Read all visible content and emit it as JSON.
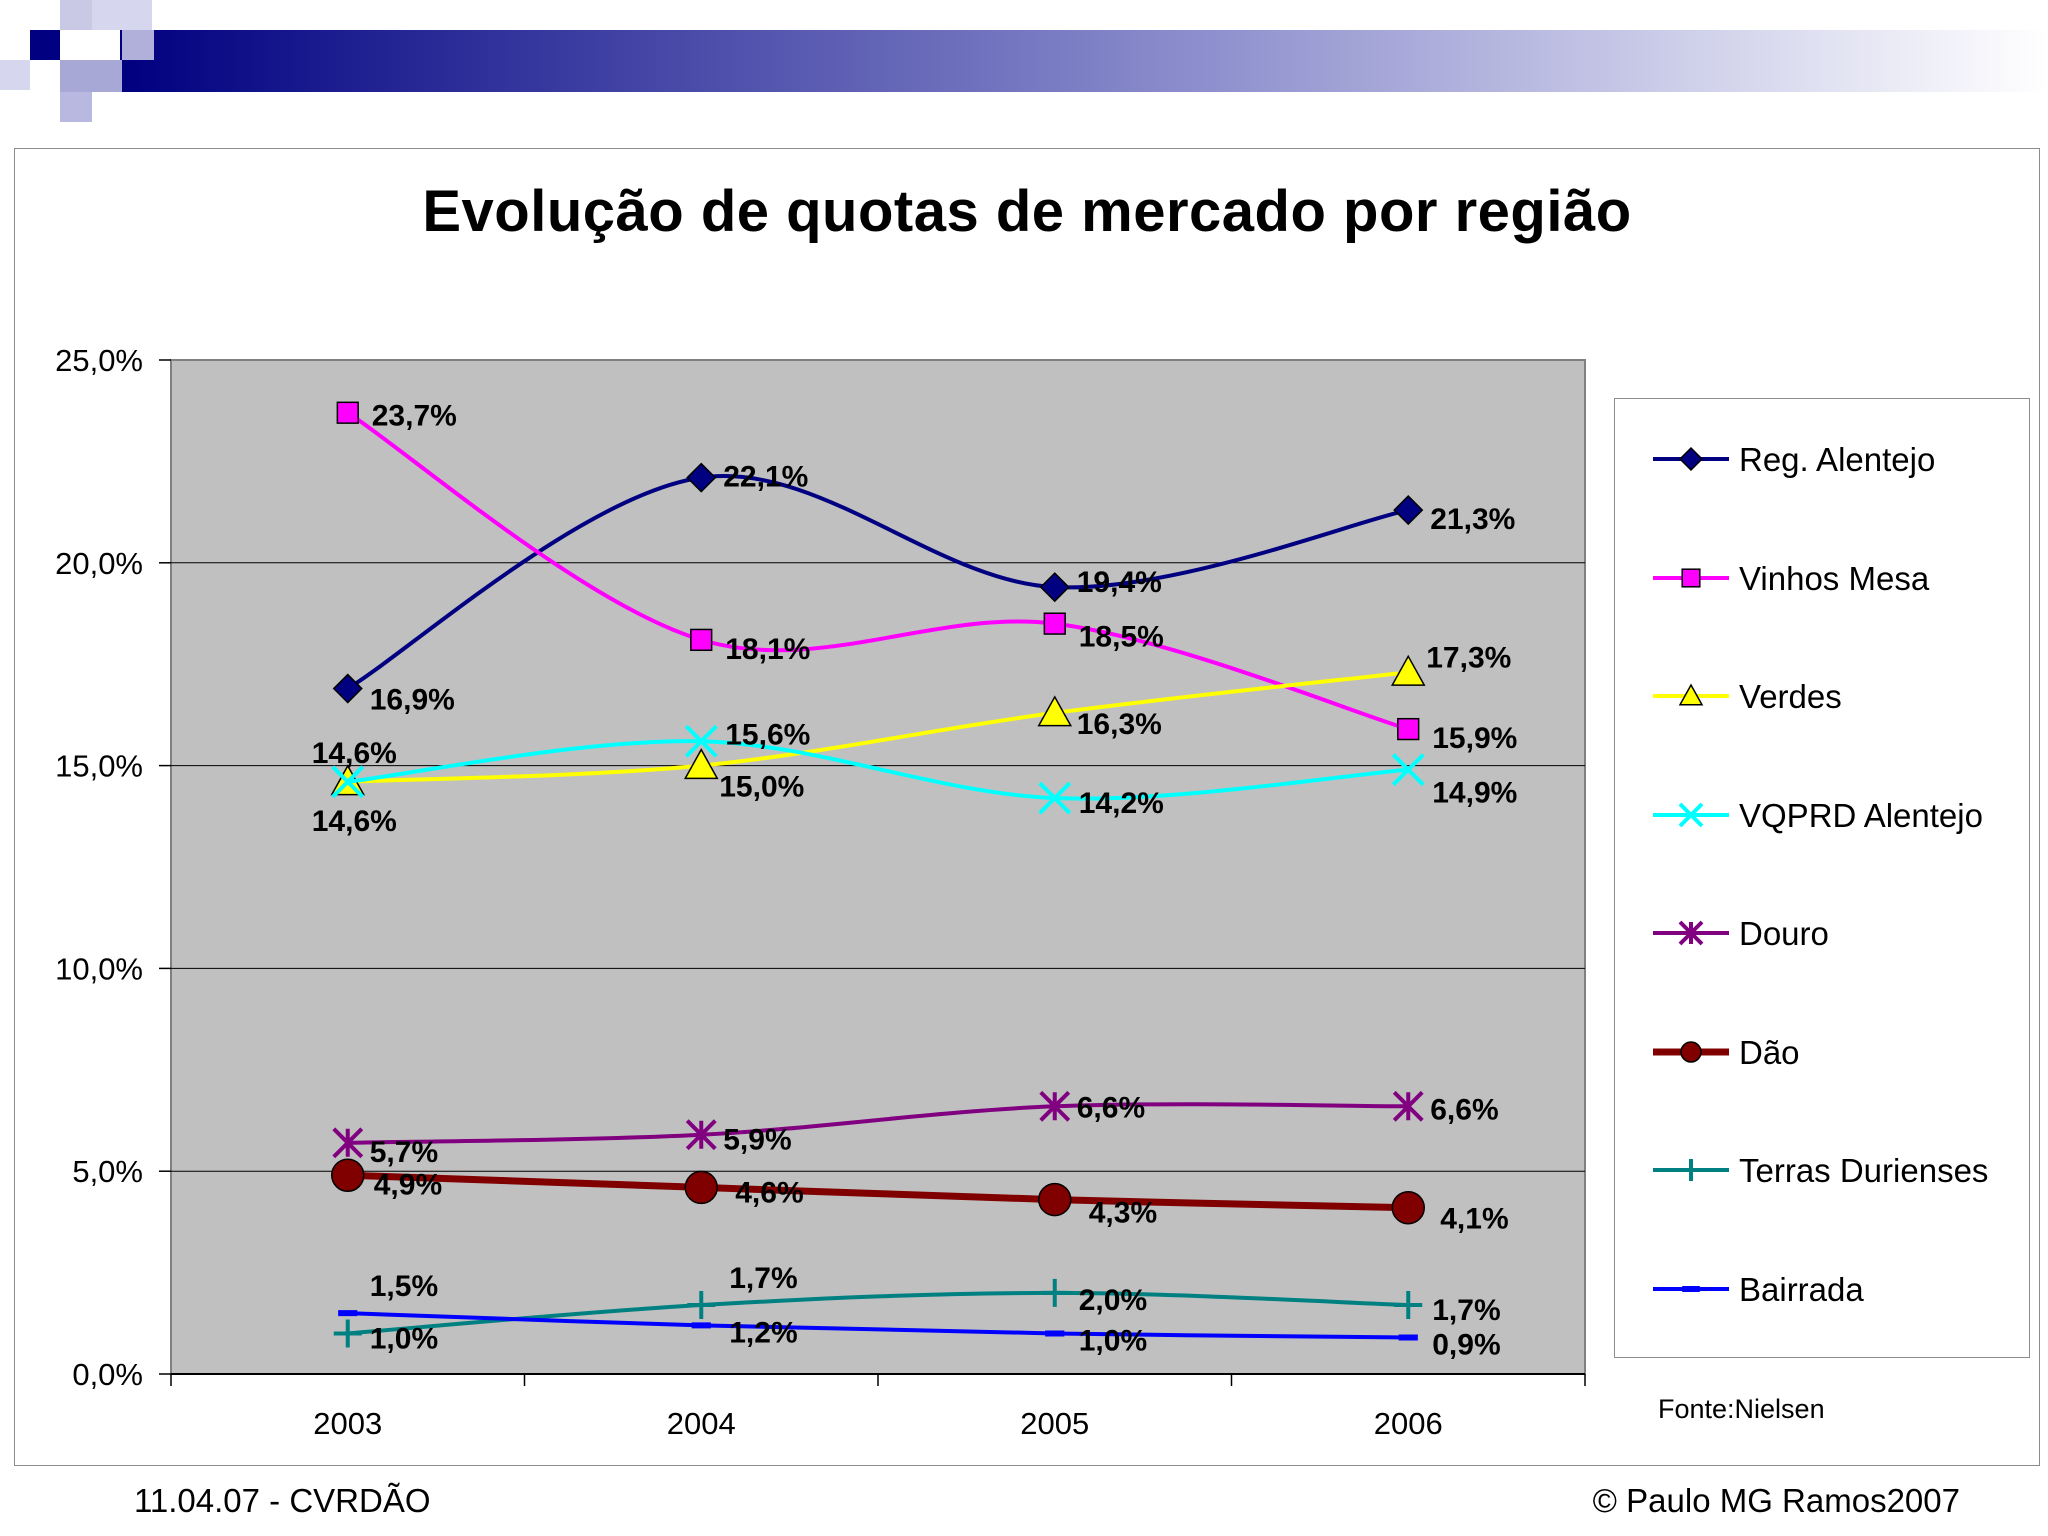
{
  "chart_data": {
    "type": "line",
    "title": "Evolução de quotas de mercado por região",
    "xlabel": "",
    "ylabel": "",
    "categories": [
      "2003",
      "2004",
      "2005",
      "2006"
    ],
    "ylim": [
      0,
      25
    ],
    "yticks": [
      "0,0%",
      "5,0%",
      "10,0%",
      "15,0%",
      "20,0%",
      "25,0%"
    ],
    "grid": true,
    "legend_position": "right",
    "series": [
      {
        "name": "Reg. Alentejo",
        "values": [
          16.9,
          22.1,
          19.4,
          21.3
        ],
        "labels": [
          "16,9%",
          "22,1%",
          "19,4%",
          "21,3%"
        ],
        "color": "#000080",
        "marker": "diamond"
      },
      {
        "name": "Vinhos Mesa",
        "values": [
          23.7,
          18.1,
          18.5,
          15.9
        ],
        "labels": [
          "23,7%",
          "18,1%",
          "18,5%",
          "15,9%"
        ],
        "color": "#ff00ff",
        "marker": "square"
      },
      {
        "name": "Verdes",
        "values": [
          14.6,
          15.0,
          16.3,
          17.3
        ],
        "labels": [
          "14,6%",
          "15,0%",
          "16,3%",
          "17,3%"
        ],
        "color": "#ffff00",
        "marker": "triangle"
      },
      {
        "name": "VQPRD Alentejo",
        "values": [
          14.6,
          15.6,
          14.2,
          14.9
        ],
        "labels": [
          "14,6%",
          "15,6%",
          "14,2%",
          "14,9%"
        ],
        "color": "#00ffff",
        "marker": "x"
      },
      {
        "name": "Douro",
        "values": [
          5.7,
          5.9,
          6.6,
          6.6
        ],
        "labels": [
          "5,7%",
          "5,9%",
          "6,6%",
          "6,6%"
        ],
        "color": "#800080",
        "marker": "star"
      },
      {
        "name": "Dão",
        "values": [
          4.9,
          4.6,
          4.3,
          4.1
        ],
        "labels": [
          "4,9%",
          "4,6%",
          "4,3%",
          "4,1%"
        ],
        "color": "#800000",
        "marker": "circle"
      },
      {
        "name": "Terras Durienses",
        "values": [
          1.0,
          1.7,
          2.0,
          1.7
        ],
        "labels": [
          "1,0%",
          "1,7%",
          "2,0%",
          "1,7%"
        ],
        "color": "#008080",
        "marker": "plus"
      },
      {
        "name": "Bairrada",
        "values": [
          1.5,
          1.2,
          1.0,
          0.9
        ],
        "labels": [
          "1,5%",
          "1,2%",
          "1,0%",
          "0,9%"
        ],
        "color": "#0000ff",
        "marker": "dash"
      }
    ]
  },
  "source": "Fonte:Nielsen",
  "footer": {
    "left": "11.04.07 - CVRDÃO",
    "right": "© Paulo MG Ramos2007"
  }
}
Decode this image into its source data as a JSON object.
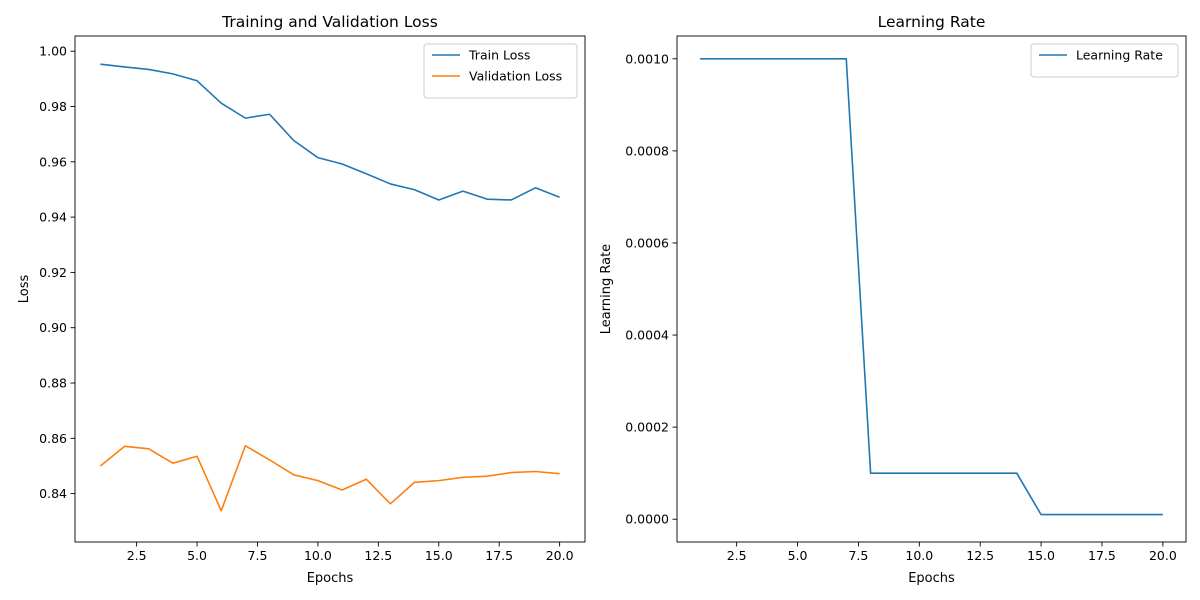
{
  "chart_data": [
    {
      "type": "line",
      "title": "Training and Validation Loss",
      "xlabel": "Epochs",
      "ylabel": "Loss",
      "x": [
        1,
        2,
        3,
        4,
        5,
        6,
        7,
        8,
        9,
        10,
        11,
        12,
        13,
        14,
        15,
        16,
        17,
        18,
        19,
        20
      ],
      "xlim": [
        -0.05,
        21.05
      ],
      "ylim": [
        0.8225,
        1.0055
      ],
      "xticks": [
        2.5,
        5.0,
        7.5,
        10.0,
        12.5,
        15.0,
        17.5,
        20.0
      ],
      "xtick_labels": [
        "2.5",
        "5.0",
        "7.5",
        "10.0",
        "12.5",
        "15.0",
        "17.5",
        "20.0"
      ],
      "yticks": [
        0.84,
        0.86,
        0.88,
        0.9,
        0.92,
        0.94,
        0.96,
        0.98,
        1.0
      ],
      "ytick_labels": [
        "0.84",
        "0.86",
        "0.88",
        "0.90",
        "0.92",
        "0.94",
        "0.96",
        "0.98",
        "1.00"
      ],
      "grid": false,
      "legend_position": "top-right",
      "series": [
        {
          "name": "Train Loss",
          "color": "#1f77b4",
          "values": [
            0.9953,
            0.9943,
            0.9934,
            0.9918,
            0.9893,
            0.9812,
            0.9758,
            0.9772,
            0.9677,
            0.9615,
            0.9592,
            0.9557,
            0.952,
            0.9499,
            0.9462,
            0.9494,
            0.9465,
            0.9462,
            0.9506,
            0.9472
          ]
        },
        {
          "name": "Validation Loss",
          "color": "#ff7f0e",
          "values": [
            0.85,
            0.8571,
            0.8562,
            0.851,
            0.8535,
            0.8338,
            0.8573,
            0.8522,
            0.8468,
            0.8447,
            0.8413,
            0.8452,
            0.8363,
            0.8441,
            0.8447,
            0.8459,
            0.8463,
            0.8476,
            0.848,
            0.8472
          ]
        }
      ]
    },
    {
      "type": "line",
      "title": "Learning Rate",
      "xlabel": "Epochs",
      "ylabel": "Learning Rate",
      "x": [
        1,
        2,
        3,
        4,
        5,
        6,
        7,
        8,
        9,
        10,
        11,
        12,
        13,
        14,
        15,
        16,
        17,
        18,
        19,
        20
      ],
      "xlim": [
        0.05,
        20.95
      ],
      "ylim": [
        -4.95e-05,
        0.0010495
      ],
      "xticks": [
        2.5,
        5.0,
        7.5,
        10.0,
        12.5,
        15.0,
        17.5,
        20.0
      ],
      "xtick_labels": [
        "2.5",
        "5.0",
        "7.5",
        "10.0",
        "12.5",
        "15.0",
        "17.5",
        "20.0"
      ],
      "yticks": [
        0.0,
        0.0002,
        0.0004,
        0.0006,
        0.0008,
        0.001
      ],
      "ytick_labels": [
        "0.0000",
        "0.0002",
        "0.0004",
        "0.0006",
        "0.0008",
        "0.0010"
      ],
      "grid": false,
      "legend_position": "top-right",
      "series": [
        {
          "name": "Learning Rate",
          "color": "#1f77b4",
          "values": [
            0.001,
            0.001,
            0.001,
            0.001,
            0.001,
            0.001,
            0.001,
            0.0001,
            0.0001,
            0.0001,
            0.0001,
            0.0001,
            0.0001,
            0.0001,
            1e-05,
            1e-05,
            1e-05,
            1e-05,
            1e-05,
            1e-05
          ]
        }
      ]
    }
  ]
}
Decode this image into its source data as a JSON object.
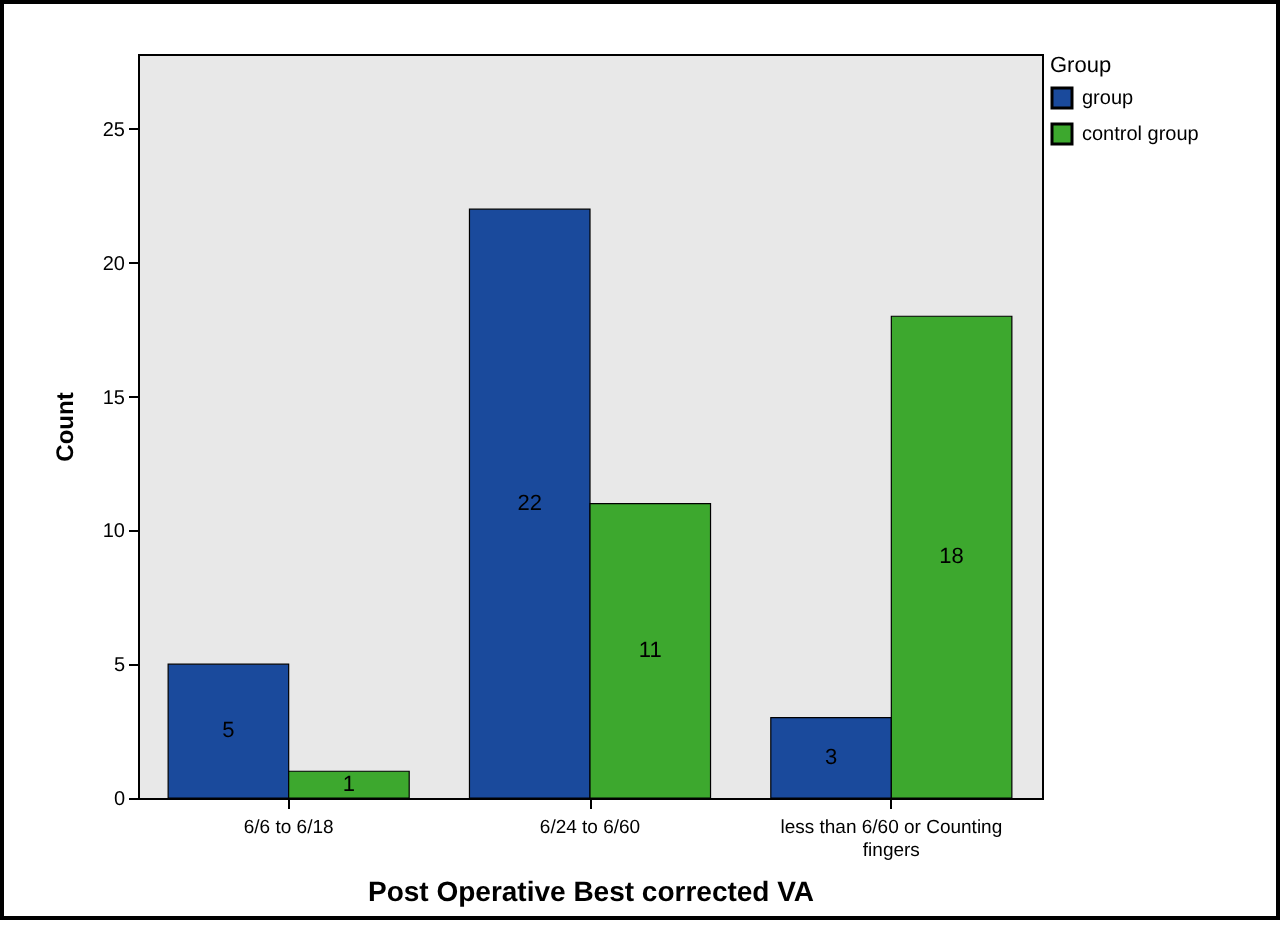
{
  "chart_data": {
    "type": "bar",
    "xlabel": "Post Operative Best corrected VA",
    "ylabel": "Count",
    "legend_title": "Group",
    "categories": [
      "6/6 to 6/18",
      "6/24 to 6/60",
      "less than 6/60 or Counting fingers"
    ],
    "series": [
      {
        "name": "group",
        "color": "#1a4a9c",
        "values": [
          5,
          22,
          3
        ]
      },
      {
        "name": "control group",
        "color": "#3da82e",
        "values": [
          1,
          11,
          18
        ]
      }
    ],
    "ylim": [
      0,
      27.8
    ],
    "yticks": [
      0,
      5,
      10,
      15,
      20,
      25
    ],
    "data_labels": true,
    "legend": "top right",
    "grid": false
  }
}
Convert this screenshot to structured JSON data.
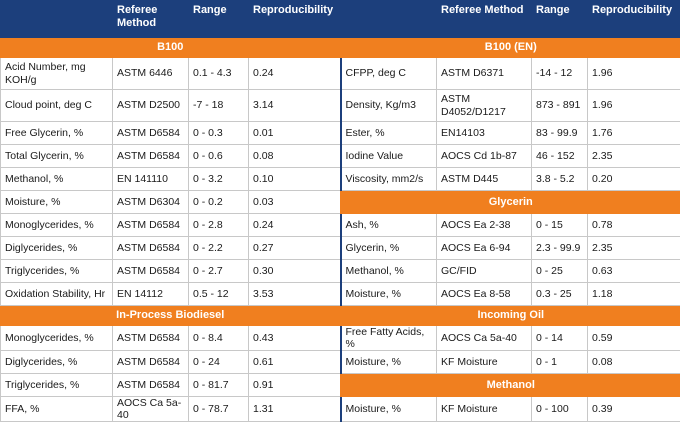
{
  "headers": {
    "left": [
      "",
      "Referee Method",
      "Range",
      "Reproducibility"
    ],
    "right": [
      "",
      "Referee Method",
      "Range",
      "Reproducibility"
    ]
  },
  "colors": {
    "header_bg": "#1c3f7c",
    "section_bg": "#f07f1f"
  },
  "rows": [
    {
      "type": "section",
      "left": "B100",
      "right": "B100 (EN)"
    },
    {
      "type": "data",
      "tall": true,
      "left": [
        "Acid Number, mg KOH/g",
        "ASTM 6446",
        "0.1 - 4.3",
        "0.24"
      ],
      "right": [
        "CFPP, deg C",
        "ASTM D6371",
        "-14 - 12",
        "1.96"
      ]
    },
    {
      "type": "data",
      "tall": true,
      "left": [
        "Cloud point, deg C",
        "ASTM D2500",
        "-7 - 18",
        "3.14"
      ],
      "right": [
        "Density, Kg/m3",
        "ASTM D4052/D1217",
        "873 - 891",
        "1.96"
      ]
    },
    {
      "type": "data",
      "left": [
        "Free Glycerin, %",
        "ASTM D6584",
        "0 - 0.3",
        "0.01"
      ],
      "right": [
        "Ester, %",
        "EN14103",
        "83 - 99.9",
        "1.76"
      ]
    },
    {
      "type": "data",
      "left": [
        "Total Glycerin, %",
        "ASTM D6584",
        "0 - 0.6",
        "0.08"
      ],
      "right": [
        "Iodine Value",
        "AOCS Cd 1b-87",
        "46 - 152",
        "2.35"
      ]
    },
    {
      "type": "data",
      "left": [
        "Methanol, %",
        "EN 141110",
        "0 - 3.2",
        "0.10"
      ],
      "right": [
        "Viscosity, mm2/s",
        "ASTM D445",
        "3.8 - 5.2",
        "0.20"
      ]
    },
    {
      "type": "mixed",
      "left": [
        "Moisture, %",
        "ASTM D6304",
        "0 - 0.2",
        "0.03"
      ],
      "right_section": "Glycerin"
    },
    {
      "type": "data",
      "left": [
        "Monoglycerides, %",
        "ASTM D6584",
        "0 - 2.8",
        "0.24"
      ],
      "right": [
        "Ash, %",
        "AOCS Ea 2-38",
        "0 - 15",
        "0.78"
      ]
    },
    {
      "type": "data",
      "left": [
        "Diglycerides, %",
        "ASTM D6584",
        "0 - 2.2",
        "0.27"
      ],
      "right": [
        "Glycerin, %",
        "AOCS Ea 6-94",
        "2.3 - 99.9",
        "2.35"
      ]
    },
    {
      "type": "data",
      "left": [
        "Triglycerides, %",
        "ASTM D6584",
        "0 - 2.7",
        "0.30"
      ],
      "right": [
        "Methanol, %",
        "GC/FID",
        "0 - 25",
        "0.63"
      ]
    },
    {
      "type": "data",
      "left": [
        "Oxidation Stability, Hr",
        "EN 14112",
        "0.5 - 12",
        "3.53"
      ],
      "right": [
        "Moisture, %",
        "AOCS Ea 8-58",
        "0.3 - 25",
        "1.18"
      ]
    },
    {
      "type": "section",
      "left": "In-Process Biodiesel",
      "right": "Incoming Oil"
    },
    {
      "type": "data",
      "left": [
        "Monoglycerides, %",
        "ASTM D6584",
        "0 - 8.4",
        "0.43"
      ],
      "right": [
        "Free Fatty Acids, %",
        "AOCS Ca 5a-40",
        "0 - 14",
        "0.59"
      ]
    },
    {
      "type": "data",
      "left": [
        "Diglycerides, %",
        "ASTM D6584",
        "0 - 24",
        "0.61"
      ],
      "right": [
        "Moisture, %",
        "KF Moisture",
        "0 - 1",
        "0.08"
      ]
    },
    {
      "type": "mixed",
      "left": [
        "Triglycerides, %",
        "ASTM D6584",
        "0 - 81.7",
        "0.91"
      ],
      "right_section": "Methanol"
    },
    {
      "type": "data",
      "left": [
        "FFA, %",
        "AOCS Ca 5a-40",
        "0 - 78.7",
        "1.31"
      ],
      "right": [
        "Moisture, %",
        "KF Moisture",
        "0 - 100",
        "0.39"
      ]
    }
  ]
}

▶ **STATED PROBLEM**
Work out how many lines in the entries hold the string "marker". Your answer should consist solely of that number.

▶ **SOLUTION FOR THIS PROBLEM**
8